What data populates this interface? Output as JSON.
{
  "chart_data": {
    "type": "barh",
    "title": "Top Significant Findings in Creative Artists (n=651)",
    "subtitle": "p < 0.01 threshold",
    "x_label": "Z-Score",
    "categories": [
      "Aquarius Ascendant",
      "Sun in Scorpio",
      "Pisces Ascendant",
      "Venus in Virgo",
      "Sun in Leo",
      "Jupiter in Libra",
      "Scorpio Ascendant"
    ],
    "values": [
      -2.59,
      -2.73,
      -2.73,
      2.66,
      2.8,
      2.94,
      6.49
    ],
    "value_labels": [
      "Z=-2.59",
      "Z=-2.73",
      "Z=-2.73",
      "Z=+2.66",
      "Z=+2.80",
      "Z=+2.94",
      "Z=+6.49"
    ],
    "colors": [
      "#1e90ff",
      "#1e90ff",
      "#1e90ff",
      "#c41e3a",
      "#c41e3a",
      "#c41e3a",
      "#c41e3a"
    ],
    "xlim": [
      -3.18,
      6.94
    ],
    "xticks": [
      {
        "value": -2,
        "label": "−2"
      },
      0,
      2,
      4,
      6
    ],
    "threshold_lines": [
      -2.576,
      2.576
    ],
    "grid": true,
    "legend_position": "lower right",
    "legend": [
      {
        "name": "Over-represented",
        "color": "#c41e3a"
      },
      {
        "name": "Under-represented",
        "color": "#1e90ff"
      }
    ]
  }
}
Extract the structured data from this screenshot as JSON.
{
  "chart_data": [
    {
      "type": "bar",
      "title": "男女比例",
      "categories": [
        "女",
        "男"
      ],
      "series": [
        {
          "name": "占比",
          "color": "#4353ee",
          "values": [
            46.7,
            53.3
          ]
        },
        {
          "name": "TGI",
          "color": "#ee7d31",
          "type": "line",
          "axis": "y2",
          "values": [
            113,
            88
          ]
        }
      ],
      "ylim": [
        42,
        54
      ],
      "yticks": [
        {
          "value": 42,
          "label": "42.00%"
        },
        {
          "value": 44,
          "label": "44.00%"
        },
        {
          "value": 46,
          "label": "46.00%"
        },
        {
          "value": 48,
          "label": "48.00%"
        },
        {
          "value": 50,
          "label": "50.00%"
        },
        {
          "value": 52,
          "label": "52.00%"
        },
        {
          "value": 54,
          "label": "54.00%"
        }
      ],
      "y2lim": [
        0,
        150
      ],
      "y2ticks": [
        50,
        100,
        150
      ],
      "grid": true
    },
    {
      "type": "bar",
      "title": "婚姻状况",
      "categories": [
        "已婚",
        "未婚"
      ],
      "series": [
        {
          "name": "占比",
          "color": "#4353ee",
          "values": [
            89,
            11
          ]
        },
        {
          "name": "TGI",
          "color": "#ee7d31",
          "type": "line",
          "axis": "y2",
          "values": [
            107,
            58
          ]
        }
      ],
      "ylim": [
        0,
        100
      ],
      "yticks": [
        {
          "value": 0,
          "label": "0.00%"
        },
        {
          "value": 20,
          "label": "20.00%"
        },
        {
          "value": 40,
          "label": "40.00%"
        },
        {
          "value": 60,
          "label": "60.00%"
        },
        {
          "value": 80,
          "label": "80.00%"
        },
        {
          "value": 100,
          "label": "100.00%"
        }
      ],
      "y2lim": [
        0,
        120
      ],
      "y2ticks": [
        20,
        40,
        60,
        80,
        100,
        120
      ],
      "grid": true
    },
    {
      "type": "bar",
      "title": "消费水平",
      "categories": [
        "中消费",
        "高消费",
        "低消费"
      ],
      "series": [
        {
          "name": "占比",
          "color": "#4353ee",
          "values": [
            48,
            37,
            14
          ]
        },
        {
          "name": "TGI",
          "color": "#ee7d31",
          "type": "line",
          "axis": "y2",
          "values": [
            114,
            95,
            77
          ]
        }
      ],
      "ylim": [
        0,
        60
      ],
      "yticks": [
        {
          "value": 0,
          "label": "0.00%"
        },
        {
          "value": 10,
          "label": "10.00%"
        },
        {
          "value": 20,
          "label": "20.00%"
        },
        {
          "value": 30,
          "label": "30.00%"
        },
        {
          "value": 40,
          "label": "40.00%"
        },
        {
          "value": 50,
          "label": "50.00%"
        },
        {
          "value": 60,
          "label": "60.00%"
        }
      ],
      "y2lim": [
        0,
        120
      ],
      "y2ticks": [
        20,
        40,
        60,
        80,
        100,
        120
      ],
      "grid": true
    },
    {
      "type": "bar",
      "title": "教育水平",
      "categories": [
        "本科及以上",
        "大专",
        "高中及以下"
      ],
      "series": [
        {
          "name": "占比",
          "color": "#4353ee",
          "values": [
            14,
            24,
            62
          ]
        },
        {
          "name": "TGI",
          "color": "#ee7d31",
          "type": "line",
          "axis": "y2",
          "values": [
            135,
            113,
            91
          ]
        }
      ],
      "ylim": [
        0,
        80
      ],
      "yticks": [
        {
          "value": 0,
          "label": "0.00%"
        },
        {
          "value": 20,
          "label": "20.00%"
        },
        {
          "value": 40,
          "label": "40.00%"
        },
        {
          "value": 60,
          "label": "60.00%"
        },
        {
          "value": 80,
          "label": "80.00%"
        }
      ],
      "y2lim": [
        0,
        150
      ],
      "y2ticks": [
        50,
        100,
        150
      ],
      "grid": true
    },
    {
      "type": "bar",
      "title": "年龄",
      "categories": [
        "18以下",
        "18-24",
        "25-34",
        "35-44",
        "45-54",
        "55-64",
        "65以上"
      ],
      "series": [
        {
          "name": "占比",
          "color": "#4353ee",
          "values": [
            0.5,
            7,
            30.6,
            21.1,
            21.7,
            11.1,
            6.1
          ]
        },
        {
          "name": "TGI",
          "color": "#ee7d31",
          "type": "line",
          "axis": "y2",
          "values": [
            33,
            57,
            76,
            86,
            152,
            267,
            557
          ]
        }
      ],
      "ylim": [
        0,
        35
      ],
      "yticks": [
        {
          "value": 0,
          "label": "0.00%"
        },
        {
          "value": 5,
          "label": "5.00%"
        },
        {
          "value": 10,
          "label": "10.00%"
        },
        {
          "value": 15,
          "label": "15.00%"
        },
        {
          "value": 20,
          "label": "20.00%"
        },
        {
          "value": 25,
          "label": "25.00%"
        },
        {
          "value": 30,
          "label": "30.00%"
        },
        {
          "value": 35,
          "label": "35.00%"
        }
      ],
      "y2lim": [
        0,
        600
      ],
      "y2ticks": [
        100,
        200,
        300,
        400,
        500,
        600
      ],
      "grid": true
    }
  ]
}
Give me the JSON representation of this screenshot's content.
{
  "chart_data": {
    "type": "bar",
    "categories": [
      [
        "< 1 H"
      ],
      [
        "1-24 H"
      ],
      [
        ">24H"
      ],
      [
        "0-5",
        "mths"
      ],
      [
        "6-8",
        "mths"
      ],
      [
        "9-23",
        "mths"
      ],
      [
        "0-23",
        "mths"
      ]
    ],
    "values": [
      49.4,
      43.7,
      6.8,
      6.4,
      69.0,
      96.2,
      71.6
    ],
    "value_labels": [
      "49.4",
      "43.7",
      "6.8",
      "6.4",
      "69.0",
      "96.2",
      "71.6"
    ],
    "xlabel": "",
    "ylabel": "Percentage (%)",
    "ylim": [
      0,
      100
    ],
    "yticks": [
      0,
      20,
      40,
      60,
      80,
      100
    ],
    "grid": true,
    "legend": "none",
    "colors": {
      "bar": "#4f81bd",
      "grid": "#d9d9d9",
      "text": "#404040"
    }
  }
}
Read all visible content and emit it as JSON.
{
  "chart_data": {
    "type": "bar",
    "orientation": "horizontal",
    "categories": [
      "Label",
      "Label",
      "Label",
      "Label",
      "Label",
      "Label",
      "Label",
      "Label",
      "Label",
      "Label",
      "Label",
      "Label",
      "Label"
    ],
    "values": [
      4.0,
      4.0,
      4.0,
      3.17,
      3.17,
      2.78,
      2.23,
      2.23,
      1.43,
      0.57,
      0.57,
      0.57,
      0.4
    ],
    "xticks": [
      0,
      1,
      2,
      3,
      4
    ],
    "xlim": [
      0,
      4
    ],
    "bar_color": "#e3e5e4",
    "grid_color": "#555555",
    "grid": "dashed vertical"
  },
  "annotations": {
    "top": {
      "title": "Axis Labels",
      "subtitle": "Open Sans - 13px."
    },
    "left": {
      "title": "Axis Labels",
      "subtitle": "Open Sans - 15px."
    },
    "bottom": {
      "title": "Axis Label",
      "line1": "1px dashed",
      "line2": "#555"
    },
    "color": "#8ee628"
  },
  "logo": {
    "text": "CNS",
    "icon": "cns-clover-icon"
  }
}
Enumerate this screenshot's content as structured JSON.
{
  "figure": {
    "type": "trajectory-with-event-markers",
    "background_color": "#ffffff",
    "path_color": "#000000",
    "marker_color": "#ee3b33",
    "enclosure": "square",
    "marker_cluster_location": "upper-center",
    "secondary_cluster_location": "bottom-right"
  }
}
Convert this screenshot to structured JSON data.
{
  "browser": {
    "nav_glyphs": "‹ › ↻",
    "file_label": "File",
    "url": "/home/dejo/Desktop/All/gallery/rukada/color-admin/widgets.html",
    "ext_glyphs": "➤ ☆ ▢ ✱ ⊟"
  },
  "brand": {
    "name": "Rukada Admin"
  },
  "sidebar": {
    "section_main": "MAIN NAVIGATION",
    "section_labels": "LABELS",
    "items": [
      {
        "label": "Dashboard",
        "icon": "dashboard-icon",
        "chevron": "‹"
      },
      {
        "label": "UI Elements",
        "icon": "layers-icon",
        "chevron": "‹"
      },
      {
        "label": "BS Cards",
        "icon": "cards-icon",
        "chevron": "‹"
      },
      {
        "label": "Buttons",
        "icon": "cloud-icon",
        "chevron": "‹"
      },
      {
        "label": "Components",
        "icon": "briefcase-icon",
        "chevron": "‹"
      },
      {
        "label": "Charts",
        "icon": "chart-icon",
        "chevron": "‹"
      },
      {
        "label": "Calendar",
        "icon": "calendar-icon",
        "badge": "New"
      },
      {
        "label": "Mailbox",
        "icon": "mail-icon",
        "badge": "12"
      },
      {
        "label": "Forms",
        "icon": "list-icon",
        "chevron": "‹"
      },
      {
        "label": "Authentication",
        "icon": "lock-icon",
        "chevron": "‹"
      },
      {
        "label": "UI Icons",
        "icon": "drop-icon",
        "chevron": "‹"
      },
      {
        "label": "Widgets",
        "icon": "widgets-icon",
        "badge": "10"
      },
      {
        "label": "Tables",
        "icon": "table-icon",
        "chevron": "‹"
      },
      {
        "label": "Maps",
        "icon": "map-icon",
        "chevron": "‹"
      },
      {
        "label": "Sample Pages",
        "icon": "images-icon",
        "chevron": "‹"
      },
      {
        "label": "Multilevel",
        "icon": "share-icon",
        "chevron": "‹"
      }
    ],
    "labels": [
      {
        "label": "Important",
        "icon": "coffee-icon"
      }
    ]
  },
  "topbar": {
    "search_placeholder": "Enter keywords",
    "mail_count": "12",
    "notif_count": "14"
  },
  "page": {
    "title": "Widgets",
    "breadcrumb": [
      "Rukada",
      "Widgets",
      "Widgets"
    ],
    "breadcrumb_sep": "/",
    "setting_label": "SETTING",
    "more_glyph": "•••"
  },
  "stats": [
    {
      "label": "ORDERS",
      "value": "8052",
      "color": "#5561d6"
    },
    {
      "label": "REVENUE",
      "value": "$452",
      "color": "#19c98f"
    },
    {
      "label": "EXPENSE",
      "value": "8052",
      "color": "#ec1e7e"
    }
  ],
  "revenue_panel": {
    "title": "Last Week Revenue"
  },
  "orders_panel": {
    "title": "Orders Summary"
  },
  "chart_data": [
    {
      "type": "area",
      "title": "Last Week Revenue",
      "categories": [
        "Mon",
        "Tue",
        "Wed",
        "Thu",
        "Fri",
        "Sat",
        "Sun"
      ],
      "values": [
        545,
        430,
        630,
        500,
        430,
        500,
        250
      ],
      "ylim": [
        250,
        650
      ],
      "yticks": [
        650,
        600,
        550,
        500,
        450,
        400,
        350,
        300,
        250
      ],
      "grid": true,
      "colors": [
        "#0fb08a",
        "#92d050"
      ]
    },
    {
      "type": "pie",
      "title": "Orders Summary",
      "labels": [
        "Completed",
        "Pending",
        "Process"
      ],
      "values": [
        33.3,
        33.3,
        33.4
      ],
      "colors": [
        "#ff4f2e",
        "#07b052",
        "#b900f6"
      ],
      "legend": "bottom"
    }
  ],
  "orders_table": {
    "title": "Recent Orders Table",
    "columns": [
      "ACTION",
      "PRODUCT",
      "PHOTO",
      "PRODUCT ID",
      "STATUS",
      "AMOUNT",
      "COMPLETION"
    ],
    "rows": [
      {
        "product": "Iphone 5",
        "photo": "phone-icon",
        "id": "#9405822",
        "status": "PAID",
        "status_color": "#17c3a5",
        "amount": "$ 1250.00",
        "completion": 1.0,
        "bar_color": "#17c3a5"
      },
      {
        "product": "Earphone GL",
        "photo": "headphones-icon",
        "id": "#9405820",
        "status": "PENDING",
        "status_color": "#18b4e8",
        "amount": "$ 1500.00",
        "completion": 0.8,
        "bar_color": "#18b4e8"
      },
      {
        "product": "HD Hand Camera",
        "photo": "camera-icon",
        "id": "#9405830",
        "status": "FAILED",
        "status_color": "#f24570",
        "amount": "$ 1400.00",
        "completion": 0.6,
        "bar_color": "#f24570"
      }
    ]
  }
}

_What is expected_
From the material above, copy each line that includes the word "represented".

_Output of the task_
        "name": "Over-represented",
        "name": "Under-represented",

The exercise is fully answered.